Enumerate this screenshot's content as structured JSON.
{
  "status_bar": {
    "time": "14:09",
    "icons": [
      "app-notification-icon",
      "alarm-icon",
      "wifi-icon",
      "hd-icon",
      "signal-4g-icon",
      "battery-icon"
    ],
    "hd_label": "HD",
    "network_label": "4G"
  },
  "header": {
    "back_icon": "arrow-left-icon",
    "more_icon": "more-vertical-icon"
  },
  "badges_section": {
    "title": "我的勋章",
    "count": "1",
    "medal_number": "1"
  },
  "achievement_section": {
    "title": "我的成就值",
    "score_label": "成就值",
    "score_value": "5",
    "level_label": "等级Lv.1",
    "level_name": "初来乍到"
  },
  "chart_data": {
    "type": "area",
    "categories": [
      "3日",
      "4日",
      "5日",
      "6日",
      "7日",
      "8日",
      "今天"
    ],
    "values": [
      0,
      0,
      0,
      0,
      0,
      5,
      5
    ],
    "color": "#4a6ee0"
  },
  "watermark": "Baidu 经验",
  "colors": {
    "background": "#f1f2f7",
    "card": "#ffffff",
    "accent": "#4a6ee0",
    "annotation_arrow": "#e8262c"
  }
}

* Written instruction
Write out the records above again, keeping each one identical to the original.

* Finished task
Enumerate this screenshot's content as structured JSON.
{
  "status_bar": {
    "time": "14:09",
    "icons": [
      "app-notification-icon",
      "alarm-icon",
      "wifi-icon",
      "hd-icon",
      "signal-4g-icon",
      "battery-icon"
    ],
    "hd_label": "HD",
    "network_label": "4G"
  },
  "header": {
    "back_icon": "arrow-left-icon",
    "more_icon": "more-vertical-icon"
  },
  "badges_section": {
    "title": "我的勋章",
    "count": "1",
    "medal_number": "1"
  },
  "achievement_section": {
    "title": "我的成就值",
    "score_label": "成就值",
    "score_value": "5",
    "level_label": "等级Lv.1",
    "level_name": "初来乍到"
  },
  "chart_data": {
    "type": "area",
    "categories": [
      "3日",
      "4日",
      "5日",
      "6日",
      "7日",
      "8日",
      "今天"
    ],
    "values": [
      0,
      0,
      0,
      0,
      0,
      5,
      5
    ],
    "color": "#4a6ee0"
  },
  "watermark": "Baidu 经验",
  "colors": {
    "background": "#f1f2f7",
    "card": "#ffffff",
    "accent": "#4a6ee0",
    "annotation_arrow": "#e8262c"
  }
}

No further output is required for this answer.